Report the count of lines below that include "天完成这项工程的", without any other text.

#### Records for the task
***
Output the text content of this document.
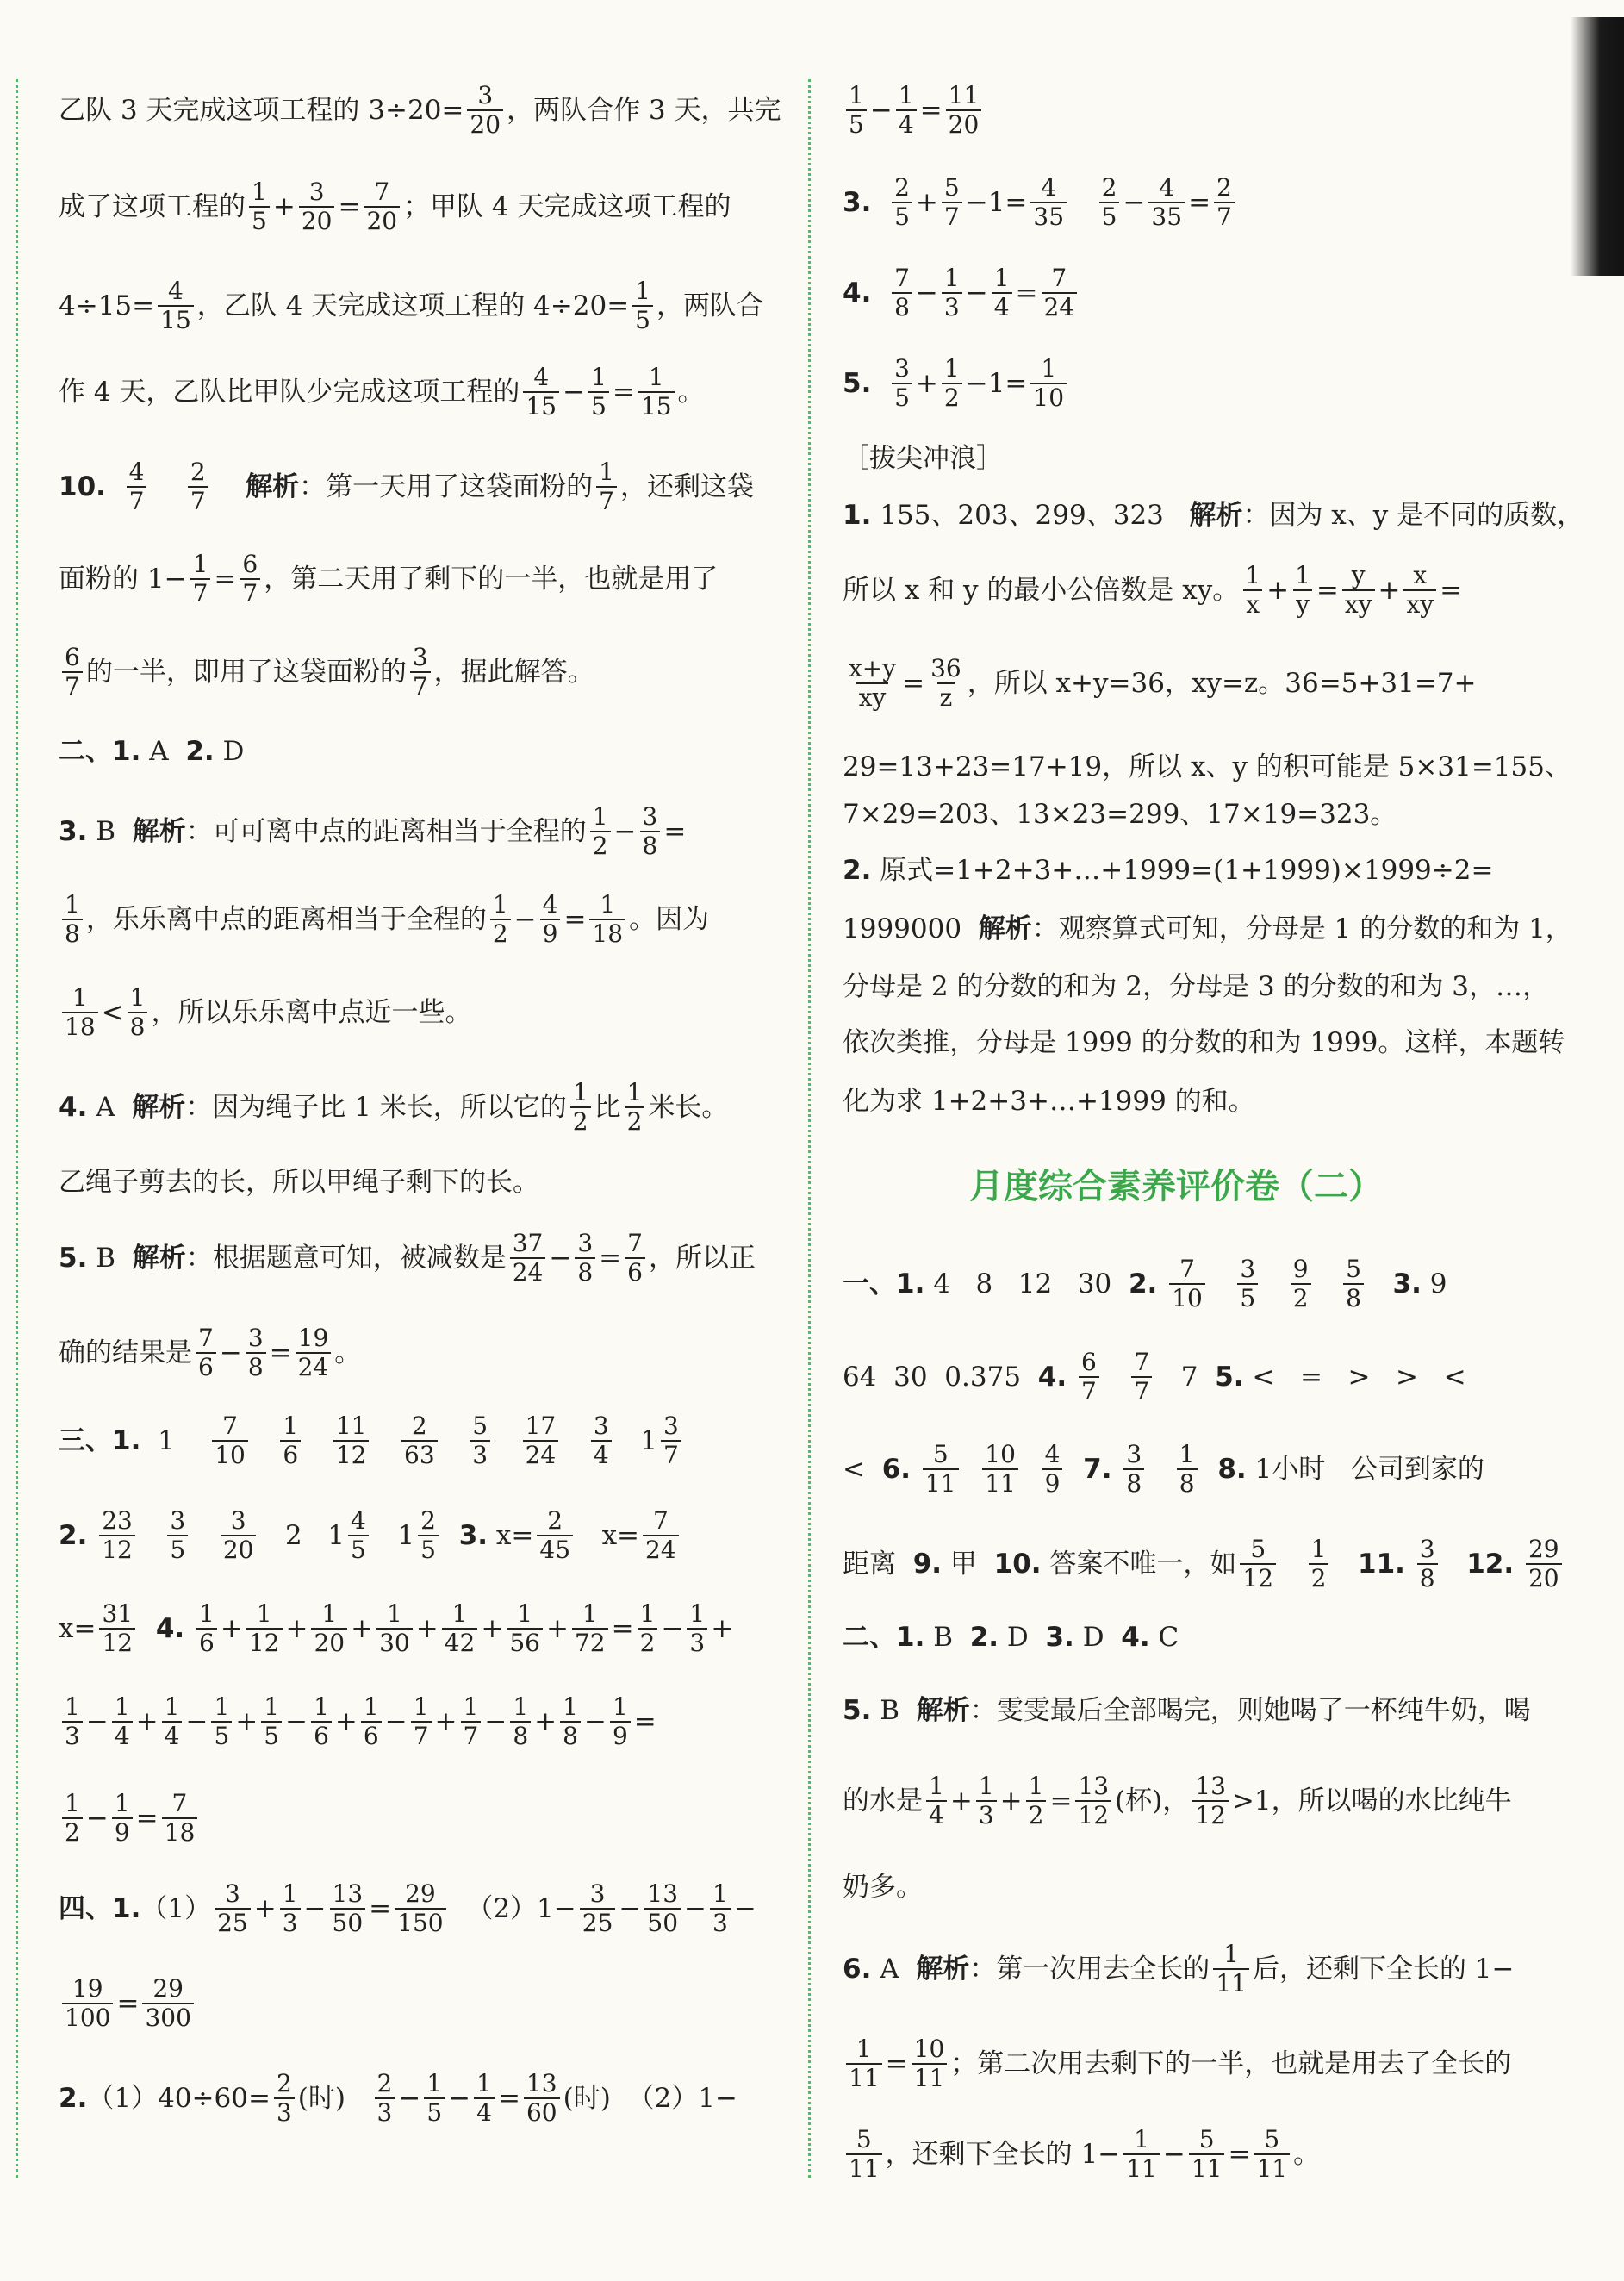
乙队 3 天完成这项工程的 $3\div 20= \frac{3}{20}$ ，两队合作 3 天，共完
成了这项工程的 $\frac{1}{5} + \frac{3}{20} = \frac{7}{20}$ ；甲队 4 天完成这项工程的
$4\div 15= \frac{4}{15}$ ，乙队 4 天完成这项工程的 $4\div 20= \frac{1}{5}$ ，两队合
作 4 天，乙队比甲队少完成这项工程的 $\frac{4}{15} - \frac{1}{5} = \frac{1}{15}$ 。
10.
$\frac{4}{7}$
$\frac{2}{7}$
解析 ：第一天用了这袋面粉的 $\frac{1}{7}$ ，还剩这袋
面粉的 $1- \frac{1}{7} = \frac{6}{7}$ ，第二天用了剩下的一半，也就是用了
$\frac{6}{7}$ 的一半，即用了这袋面粉的 $\frac{3}{7}$ ，据此解答。
二、1. A 2. D
3. B 解析 ：可可离中点的距离相当于全程的 $\frac{1}{2} - \frac{3}{8}$ =
$\frac{1}{8}$ ，乐乐离中点的距离相当于全程的 $\frac{1}{2} - \frac{4}{9} = \frac{1}{18}$ 。因为
$\frac{1}{18} < \frac{1}{8}$ ，所以乐乐离中点近一些。
4. A 解析 ：因为绳子比 1 米长，所以它的 $\frac{1}{2}$ 比 $\frac{1}{2}$ 米长。
乙绳子剪去的长，所以甲绳子剩下的长。
5. B 解析 ：根据题意可知，被减数是 $\frac{37}{24} - \frac{3}{8} = \frac{7}{6}$ ，所以正
确的结果是 $\frac{7}{6} - \frac{3}{8} = \frac{19}{24}$ 。
三、1. $1 \frac{7}{10}$
$\frac{1}{6}$
$\frac{11}{12}$
$\frac{2}{63}$
$\frac{5}{3}$
$\frac{17}{24}$
$\frac{3}{4} 1 \frac{3}{7}$
2.
$\frac{23}{12}$
$\frac{3}{5}$
$\frac{3}{20} 2$   $1 \frac{4}{5} 1 \frac{2}{5}$
3. $x= \frac{2}{45} x= \frac{7}{24}$
$x= \frac{31}{12}$
4.
$\frac{1}{6} + \frac{1}{12} + \frac{1}{20} + \frac{1}{30} + \frac{1}{42} + \frac{1}{56} + \frac{1}{72} = \frac{1}{2} - \frac{1}{3}$ +
$\frac{1}{3} - \frac{1}{4} + \frac{1}{4} - \frac{1}{5} + \frac{1}{5} - \frac{1}{6} + \frac{1}{6} - \frac{1}{7} + \frac{1}{7} - \frac{1}{8} + \frac{1}{8} - \frac{1}{9}$ =
$\frac{1}{2} - \frac{1}{9} = \frac{7}{18}$
四、1. $(1) \frac{3}{25} + \frac{1}{3} - \frac{13}{50} = \frac{29}{150} (2)1- \frac{3}{25} - \frac{13}{50} - \frac{1}{3}$ −
$\frac{19}{100} = \frac{29}{300}$
2. $(1)40\div 60= \frac{2}{3}$ (时) $\frac{2}{3} - \frac{1}{5} - \frac{1}{4} = \frac{13}{60}$ (时)  （2）1−
$\frac{1}{5} - \frac{1}{4} = \frac{11}{20}$
3.
$\frac{2}{5} + \frac{5}{7} -1= \frac{4}{35}$
$\frac{2}{5} - \frac{4}{35} = \frac{2}{7}$
4.
$\frac{7}{8} - \frac{1}{3} - \frac{1}{4} = \frac{7}{24}$
5.
$\frac{3}{5} + \frac{1}{2} -1= \frac{1}{10}$
［拔尖冲浪］
1. 155、203、299、323 解析 ：因为 x、y 是不同的质数，
所以 x 和 y 的最小公倍数是 xy。 $\frac{1}{x} + \frac{1}{y} = \frac{y}{xy} + \frac{x}{xy}$ =
$\frac{x+y}{xy} = \frac{36}{z}$ ，所以 x+y=36，xy=z。36=5+31=7+
29=13+23=17+19，所以 x、y 的积可能是 5×31=155、
7×29=203、13×23=299、17×19=323。
2. 原式=1+2+3+…+1999=(1+1999)×1999÷2=
1999000 解析 ：观察算式可知，分母是 1 的分数的和为 1，
分母是 2 的分数的和为 2，分母是 3 的分数的和为 3，…，
依次类推，分母是 1999 的分数的和为 1999。这样，本题转
化为求 1+2+3+…+1999 的和。
月度综合素养评价卷（二）
一、1. 4   8   12   30 2.
$\frac{7}{10}$
$\frac{3}{5}$
$\frac{9}{2}$
$\frac{5}{8}$
3. 9
64  30  0.375 4.
$\frac{6}{7}$
$\frac{7}{7} 7$ 5. <   =   >   >   <
< 6.
$\frac{5}{11}$
$\frac{10}{11}$
$\frac{4}{9}$
7.
$\frac{3}{8}$
$\frac{1}{8}$
8. 1小时   公司到家的
距离 9. 甲 10. 答案不唯一，如 $\frac{5}{12}$
$\frac{1}{2}$
11.
$\frac{3}{8}$
12.
$\frac{29}{20}$
二、1. B 2. D 3. D 4. C
5. B 解析 ：雯雯最后全部喝完，则她喝了一杯纯牛奶，喝
的水是 $\frac{1}{4} + \frac{1}{3} + \frac{1}{2} = \frac{13}{12}$ (杯)， $\frac{13}{12} >1$，所以喝的水比纯牛
奶多。
6. A 解析 ：第一次用去全长的 $\frac{1}{11}$ 后，还剩下全长的 1−
$\frac{1}{11} = \frac{10}{11}$ ；第二次用去剩下的一半，也就是用去了全长的
$\frac{5}{11}$ ，还剩下全长的 $1- \frac{1}{11} - \frac{5}{11} = \frac{5}{11}$ 。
***
#### Final result
3